> What the task asks:
Word for word, transcribe the lines below and drop the pictures.

> Records:
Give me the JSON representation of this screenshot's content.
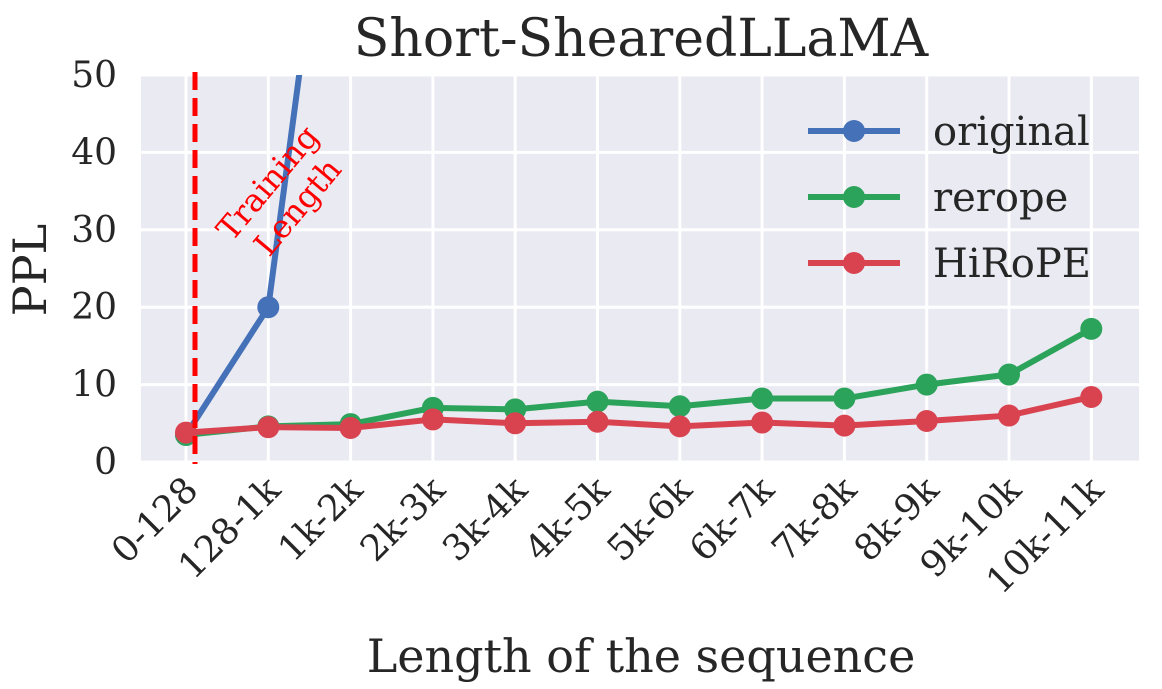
{
  "chart_data": {
    "type": "line",
    "title": "Short-ShearedLLaMA",
    "xlabel": "Length of the sequence",
    "ylabel": "PPL",
    "categories": [
      "0-128",
      "128-1k",
      "1k-2k",
      "2k-3k",
      "3k-4k",
      "4k-5k",
      "5k-6k",
      "6k-7k",
      "7k-8k",
      "8k-9k",
      "9k-10k",
      "10k-11k"
    ],
    "yticks": [
      "0",
      "10",
      "20",
      "30",
      "40",
      "50"
    ],
    "ylim": [
      0,
      50
    ],
    "grid": true,
    "legend_position": "top-right",
    "series": [
      {
        "name": "original",
        "color": "#4471b7",
        "values": [
          3.5,
          20,
          100,
          null,
          null,
          null,
          null,
          null,
          null,
          null,
          null,
          null
        ]
      },
      {
        "name": "rerope",
        "color": "#2ca35a",
        "values": [
          3.5,
          4.6,
          4.9,
          7.0,
          6.8,
          7.8,
          7.2,
          8.2,
          8.2,
          10.0,
          11.3,
          17.2
        ]
      },
      {
        "name": "HiRoPE",
        "color": "#d94350",
        "values": [
          3.8,
          4.5,
          4.4,
          5.5,
          5.0,
          5.2,
          4.6,
          5.1,
          4.7,
          5.3,
          6.0,
          8.4
        ]
      }
    ],
    "annotation": {
      "text_line1": "Training",
      "text_line2": "Length",
      "color": "#ff0000",
      "x_category": "0-128"
    }
  }
}
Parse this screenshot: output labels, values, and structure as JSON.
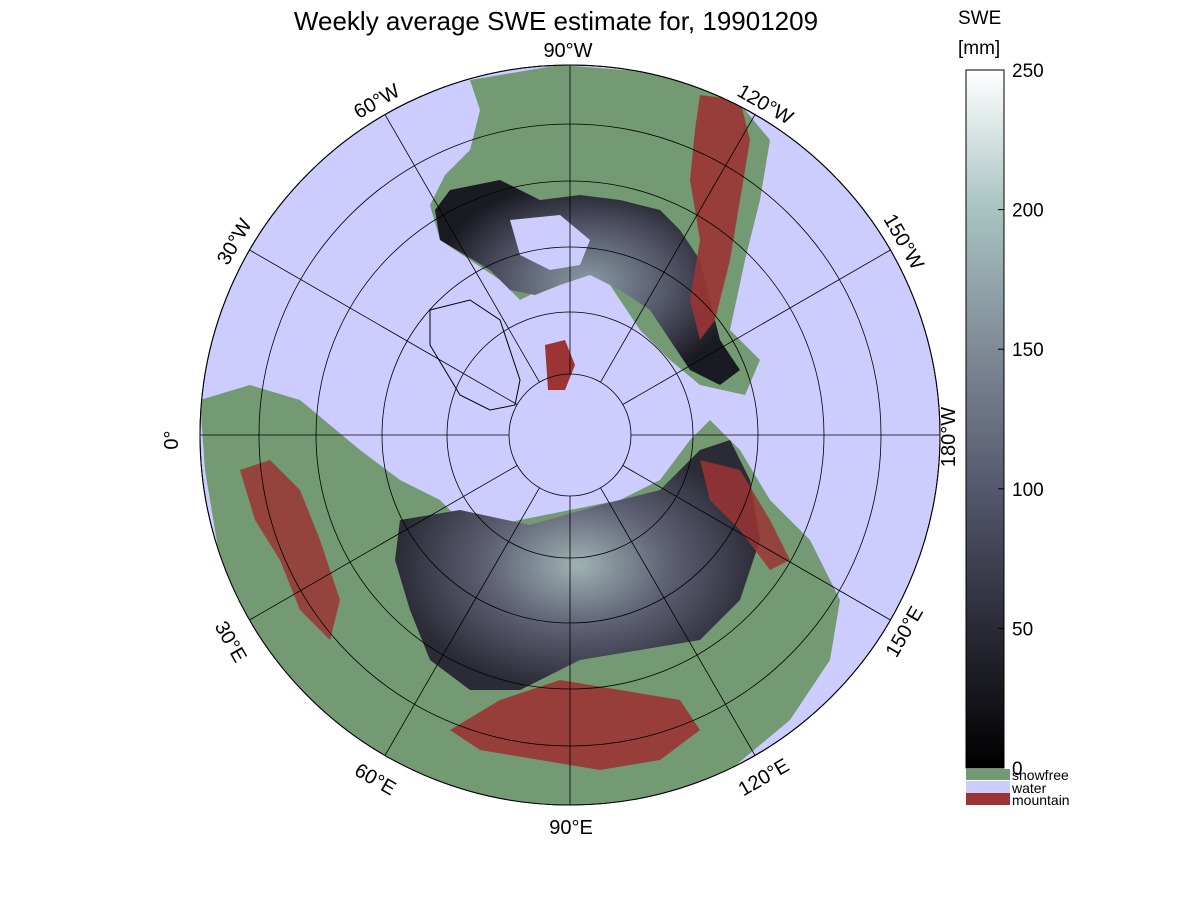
{
  "title": "Weekly average SWE estimate for, 19901209",
  "colorbar": {
    "label_line1": "SWE",
    "label_line2": "[mm]",
    "min": 0,
    "max": 250,
    "ticks": [
      {
        "value": 0,
        "label": "0"
      },
      {
        "value": 50,
        "label": "50"
      },
      {
        "value": 100,
        "label": "100"
      },
      {
        "value": 150,
        "label": "150"
      },
      {
        "value": 200,
        "label": "200"
      },
      {
        "value": 250,
        "label": "250"
      }
    ],
    "colors": [
      "#000000",
      "#2a2a36",
      "#55586e",
      "#7f8a96",
      "#a7c3c1",
      "#ffffff"
    ]
  },
  "legend": [
    {
      "label": "snowfree",
      "color": "#739a72"
    },
    {
      "label": "water",
      "color": "#ccccff"
    },
    {
      "label": "mountain",
      "color": "#9b3434"
    }
  ],
  "map": {
    "ocean_color": "#ccccff",
    "land_color": "#739a72",
    "mountain_color": "#9b3434",
    "longitude_labels": [
      {
        "text": "90°W"
      },
      {
        "text": "120°W"
      },
      {
        "text": "150°W"
      },
      {
        "text": "180°W"
      },
      {
        "text": "150°E"
      },
      {
        "text": "120°E"
      },
      {
        "text": "90°E"
      },
      {
        "text": "60°E"
      },
      {
        "text": "30°E"
      },
      {
        "text": "0°"
      },
      {
        "text": "30°W"
      },
      {
        "text": "60°W"
      }
    ]
  }
}
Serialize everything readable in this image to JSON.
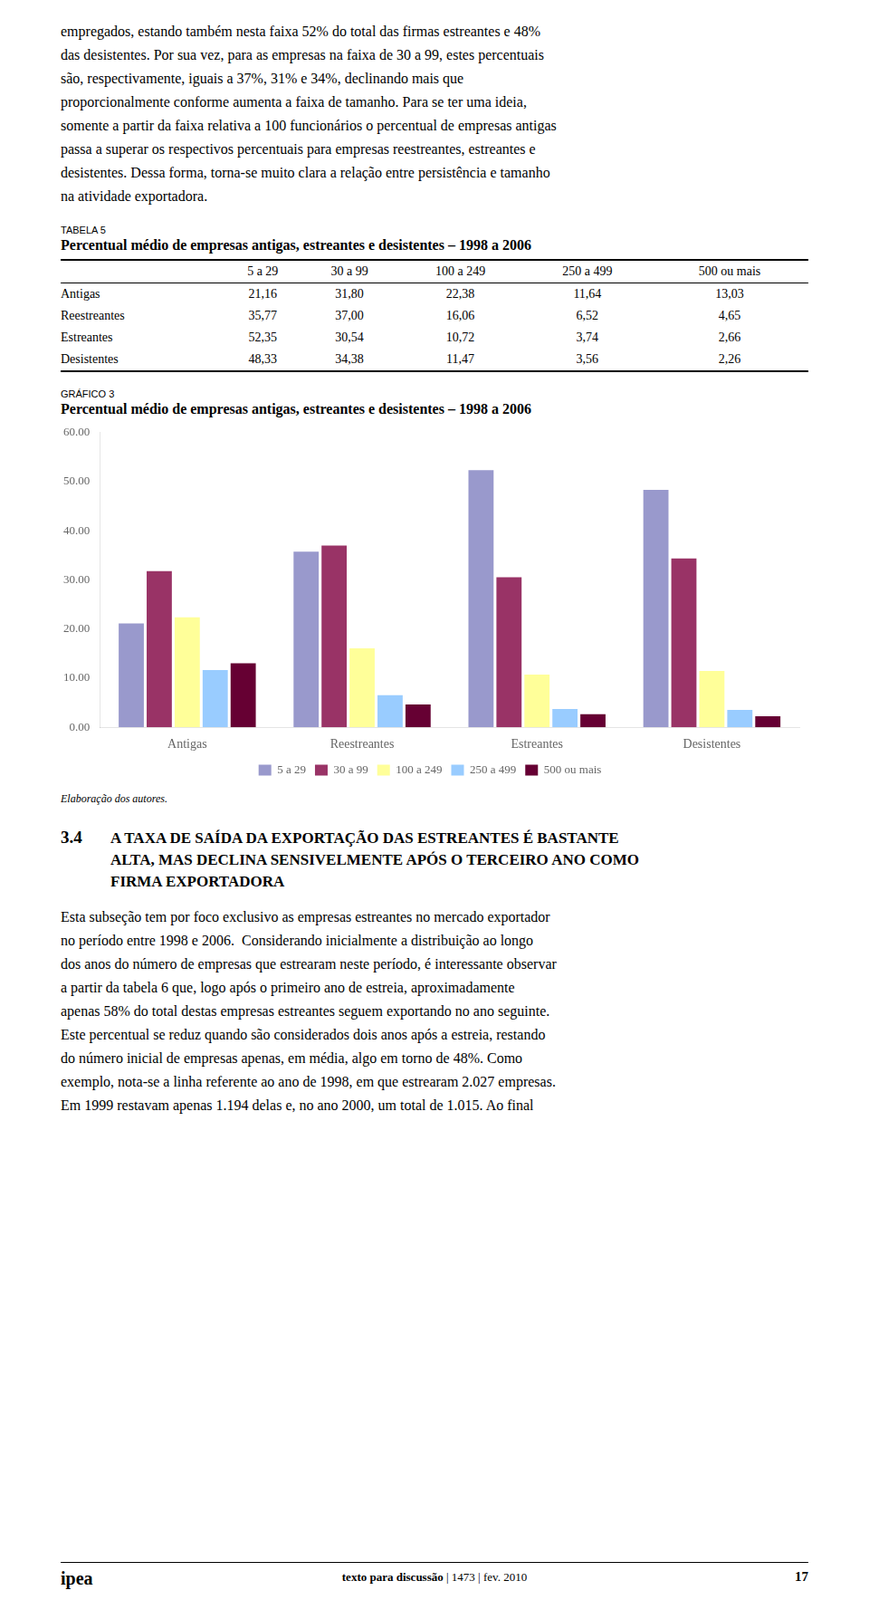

> The reply:
Give me the JSON representation of this screenshot's content.
{
  "chart_data": {
    "type": "line",
    "title": "Short-ShearedLLaMA",
    "xlabel": "Length of the sequence",
    "ylabel": "PPL",
    "categories": [
      "0-128",
      "128-1k",
      "1k-2k",
      "2k-3k",
      "3k-4k",
      "4k-5k",
      "5k-6k",
      "6k-7k",
      "7k-8k",
      "8k-9k",
      "9k-10k",
      "10k-11k"
    ],
    "yticks": [
      "0",
      "10",
      "20",
      "30",
      "40",
      "50"
    ],
    "ylim": [
      0,
      50
    ],
    "grid": true,
    "legend_position": "top-right",
    "series": [
      {
        "name": "original",
        "color": "#4471b7",
        "values": [
          3.5,
          20,
          100,
          null,
          null,
          null,
          null,
          null,
          null,
          null,
          null,
          null
        ]
      },
      {
        "name": "rerope",
        "color": "#2ca35a",
        "values": [
          3.5,
          4.6,
          4.9,
          7.0,
          6.8,
          7.8,
          7.2,
          8.2,
          8.2,
          10.0,
          11.3,
          17.2
        ]
      },
      {
        "name": "HiRoPE",
        "color": "#d94350",
        "values": [
          3.8,
          4.5,
          4.4,
          5.5,
          5.0,
          5.2,
          4.6,
          5.1,
          4.7,
          5.3,
          6.0,
          8.4
        ]
      }
    ],
    "annotation": {
      "text_line1": "Training",
      "text_line2": "Length",
      "color": "#ff0000",
      "x_category": "0-128"
    }
  }
}
Parse this screenshot: output labels, values, and structure as JSON.
{
  "title": "Weekly average SWE estimate for, 19901209",
  "colorbar": {
    "label_line1": "SWE",
    "label_line2": "[mm]",
    "min": 0,
    "max": 250,
    "ticks": [
      {
        "value": 0,
        "label": "0"
      },
      {
        "value": 50,
        "label": "50"
      },
      {
        "value": 100,
        "label": "100"
      },
      {
        "value": 150,
        "label": "150"
      },
      {
        "value": 200,
        "label": "200"
      },
      {
        "value": 250,
        "label": "250"
      }
    ],
    "colors": [
      "#000000",
      "#2a2a36",
      "#55586e",
      "#7f8a96",
      "#a7c3c1",
      "#ffffff"
    ]
  },
  "legend": [
    {
      "label": "snowfree",
      "color": "#739a72"
    },
    {
      "label": "water",
      "color": "#ccccff"
    },
    {
      "label": "mountain",
      "color": "#9b3434"
    }
  ],
  "map": {
    "ocean_color": "#ccccff",
    "land_color": "#739a72",
    "mountain_color": "#9b3434",
    "longitude_labels": [
      {
        "text": "90°W"
      },
      {
        "text": "120°W"
      },
      {
        "text": "150°W"
      },
      {
        "text": "180°W"
      },
      {
        "text": "150°E"
      },
      {
        "text": "120°E"
      },
      {
        "text": "90°E"
      },
      {
        "text": "60°E"
      },
      {
        "text": "30°E"
      },
      {
        "text": "0°"
      },
      {
        "text": "30°W"
      },
      {
        "text": "60°W"
      }
    ]
  }
}
Serialize everything readable in this image to JSON.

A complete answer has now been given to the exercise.